Dataset records
_ _ _

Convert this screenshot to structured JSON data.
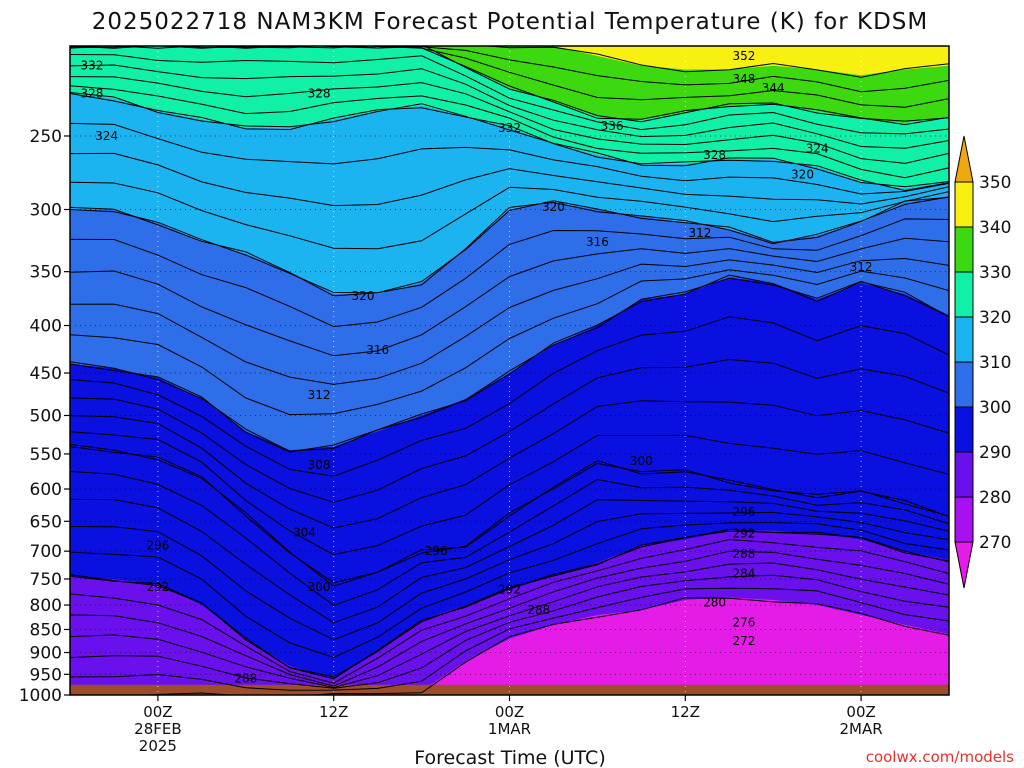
{
  "chart_data": {
    "type": "heatmap",
    "title": "2025022718 NAM3KM Forecast Potential Temperature (K) for KDSM",
    "xlabel": "Forecast Time (UTC)",
    "ylabel": "",
    "credit": "coolwx.com/models",
    "y_scale": "log",
    "y_axis_unit": "hPa",
    "ylim": [
      1000,
      200
    ],
    "y_ticks": [
      250,
      300,
      350,
      400,
      450,
      500,
      550,
      600,
      650,
      700,
      750,
      800,
      850,
      900,
      950,
      1000
    ],
    "y_tick_labels": [
      "250",
      "300",
      "350",
      "400",
      "450",
      "500",
      "550",
      "600",
      "650",
      "700",
      "750",
      "800",
      "850",
      "900",
      "950",
      "1000"
    ],
    "xlim": [
      "2025-02-27T18Z",
      "2025-03-02T06Z"
    ],
    "x_ticks": [
      {
        "time": "2025-02-28T00Z",
        "lines": [
          "00Z",
          "28FEB",
          "2025"
        ]
      },
      {
        "time": "2025-02-28T12Z",
        "lines": [
          "12Z"
        ]
      },
      {
        "time": "2025-03-01T00Z",
        "lines": [
          "00Z",
          "1MAR"
        ]
      },
      {
        "time": "2025-03-01T12Z",
        "lines": [
          "12Z"
        ]
      },
      {
        "time": "2025-03-02T00Z",
        "lines": [
          "00Z",
          "2MAR"
        ]
      }
    ],
    "grid": true,
    "colorbar": {
      "placement": "right",
      "levels": [
        270,
        280,
        290,
        300,
        310,
        320,
        330,
        340,
        350
      ],
      "labels": [
        "270",
        "280",
        "290",
        "300",
        "310",
        "320",
        "330",
        "340",
        "350"
      ],
      "colors": [
        "#e51ce8",
        "#a810f0",
        "#6a10ec",
        "#0a10e0",
        "#2e6ee8",
        "#1cb4f0",
        "#10f0a8",
        "#3cd810",
        "#f8f010",
        "#f0a810"
      ]
    },
    "contour_interval": 2,
    "contour_labels": [
      {
        "time_h": -4.5,
        "p": 210,
        "label": "332"
      },
      {
        "time_h": -4.5,
        "p": 225,
        "label": "328"
      },
      {
        "time_h": -3.5,
        "p": 250,
        "label": "324"
      },
      {
        "time_h": 11,
        "p": 225,
        "label": "328"
      },
      {
        "time_h": 24,
        "p": 245,
        "label": "332"
      },
      {
        "time_h": 31,
        "p": 244,
        "label": "336"
      },
      {
        "time_h": 38,
        "p": 262,
        "label": "328"
      },
      {
        "time_h": 45,
        "p": 258,
        "label": "324"
      },
      {
        "time_h": 44,
        "p": 275,
        "label": "320"
      },
      {
        "time_h": 40,
        "p": 217,
        "label": "348"
      },
      {
        "time_h": 40,
        "p": 205,
        "label": "352"
      },
      {
        "time_h": 42,
        "p": 222,
        "label": "344"
      },
      {
        "time_h": 27,
        "p": 298,
        "label": "320"
      },
      {
        "time_h": 30,
        "p": 325,
        "label": "316"
      },
      {
        "time_h": 37,
        "p": 318,
        "label": "312"
      },
      {
        "time_h": 48,
        "p": 346,
        "label": "312"
      },
      {
        "time_h": 14,
        "p": 372,
        "label": "320"
      },
      {
        "time_h": 15,
        "p": 425,
        "label": "316"
      },
      {
        "time_h": 11,
        "p": 475,
        "label": "312"
      },
      {
        "time_h": 11,
        "p": 565,
        "label": "308"
      },
      {
        "time_h": 10,
        "p": 668,
        "label": "304"
      },
      {
        "time_h": 11,
        "p": 765,
        "label": "300"
      },
      {
        "time_h": 33,
        "p": 560,
        "label": "300"
      },
      {
        "time_h": 40,
        "p": 635,
        "label": "296"
      },
      {
        "time_h": 40,
        "p": 670,
        "label": "292"
      },
      {
        "time_h": 40,
        "p": 705,
        "label": "288"
      },
      {
        "time_h": 40,
        "p": 740,
        "label": "284"
      },
      {
        "time_h": 38,
        "p": 795,
        "label": "280"
      },
      {
        "time_h": 40,
        "p": 835,
        "label": "276"
      },
      {
        "time_h": 40,
        "p": 875,
        "label": "272"
      },
      {
        "time_h": 19,
        "p": 700,
        "label": "296"
      },
      {
        "time_h": 24,
        "p": 770,
        "label": "292"
      },
      {
        "time_h": 26,
        "p": 810,
        "label": "288"
      },
      {
        "time_h": 0,
        "p": 690,
        "label": "296"
      },
      {
        "time_h": 0,
        "p": 765,
        "label": "292"
      },
      {
        "time_h": 6,
        "p": 960,
        "label": "288"
      }
    ],
    "series": [
      {
        "name": "",
        "time_h": [
          -6,
          -3,
          0,
          3,
          6,
          9,
          12,
          15,
          18,
          21,
          24,
          27,
          30,
          33,
          36,
          39,
          42,
          45,
          48,
          51,
          54
        ],
        "values_hPa": [
          540,
          545,
          555,
          585,
          640,
          700,
          760,
          740,
          700,
          690,
          640,
          600,
          560,
          575,
          575,
          590,
          600,
          610,
          605,
          620,
          640
        ]
      },
      {
        "name": "",
        "time_h": [
          -6,
          -3,
          0,
          3,
          6,
          9,
          12,
          15,
          18,
          21,
          24,
          27,
          30,
          33,
          36,
          39,
          42,
          45,
          48,
          51,
          54
        ],
        "values_hPa": [
          745,
          750,
          760,
          800,
          870,
          930,
          960,
          900,
          830,
          800,
          770,
          745,
          720,
          690,
          680,
          665,
          665,
          670,
          680,
          700,
          715
        ]
      },
      {
        "name": "",
        "time_h": [
          -6,
          -3,
          0,
          3,
          6,
          9,
          12,
          15,
          18,
          21,
          24,
          27,
          30,
          33,
          36,
          39,
          42,
          45,
          48,
          51,
          54
        ],
        "values_hPa": [
          1000,
          1000,
          1000,
          1000,
          1000,
          1000,
          1000,
          1000,
          990,
          920,
          870,
          840,
          820,
          810,
          790,
          785,
          790,
          800,
          820,
          840,
          860
        ]
      },
      {
        "name": "",
        "time_h": [
          -6,
          -3,
          0,
          3,
          6,
          9,
          12,
          15,
          18,
          21,
          24,
          27,
          30,
          33,
          36,
          39,
          42,
          45,
          48,
          51,
          54
        ],
        "values_hPa": [
          440,
          445,
          455,
          480,
          520,
          545,
          540,
          520,
          500,
          480,
          450,
          420,
          400,
          375,
          370,
          355,
          360,
          375,
          360,
          370,
          390
        ]
      },
      {
        "name": "",
        "time_h": [
          -6,
          -3,
          0,
          3,
          6,
          9,
          12,
          15,
          18,
          21,
          24,
          27,
          30,
          33,
          36,
          39,
          42,
          45,
          48,
          51,
          54
        ],
        "values_hPa": [
          300,
          300,
          310,
          325,
          335,
          350,
          370,
          370,
          360,
          330,
          300,
          295,
          300,
          305,
          310,
          315,
          325,
          320,
          310,
          295,
          290
        ]
      },
      {
        "name": "",
        "time_h": [
          -6,
          -3,
          0,
          3,
          6,
          9,
          12,
          15,
          18,
          21,
          24,
          27,
          30,
          33,
          36,
          39,
          42,
          45,
          48,
          51,
          54
        ],
        "values_hPa": [
          225,
          228,
          235,
          240,
          245,
          245,
          240,
          235,
          232,
          238,
          245,
          255,
          262,
          268,
          268,
          265,
          265,
          270,
          280,
          285,
          280
        ]
      },
      {
        "name": "",
        "time_h": [
          -6,
          -3,
          0,
          3,
          6,
          9,
          12,
          15,
          18,
          21,
          24,
          27,
          30,
          33,
          36,
          39,
          42,
          45,
          48,
          51,
          54
        ],
        "values_hPa": [
          200,
          200,
          200,
          200,
          200,
          200,
          200,
          200,
          200,
          210,
          222,
          230,
          238,
          240,
          236,
          232,
          230,
          235,
          240,
          242,
          238
        ]
      },
      {
        "name": "",
        "time_h": [
          -6,
          -3,
          0,
          3,
          6,
          9,
          12,
          15,
          18,
          21,
          24,
          27,
          30,
          33,
          36,
          39,
          42,
          45,
          48,
          51,
          54
        ],
        "values_hPa": [
          200,
          200,
          200,
          200,
          200,
          200,
          200,
          200,
          200,
          200,
          200,
          200,
          205,
          210,
          212,
          212,
          210,
          212,
          215,
          212,
          210
        ]
      }
    ]
  }
}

_ _ _

**What you need to do**
Report all lines of the data above that include the string "Forecast".

**Answer**
    "title": "2025022718 NAM3KM Forecast Potential Temperature (K) for KDSM",
    "xlabel": "Forecast Time (UTC)",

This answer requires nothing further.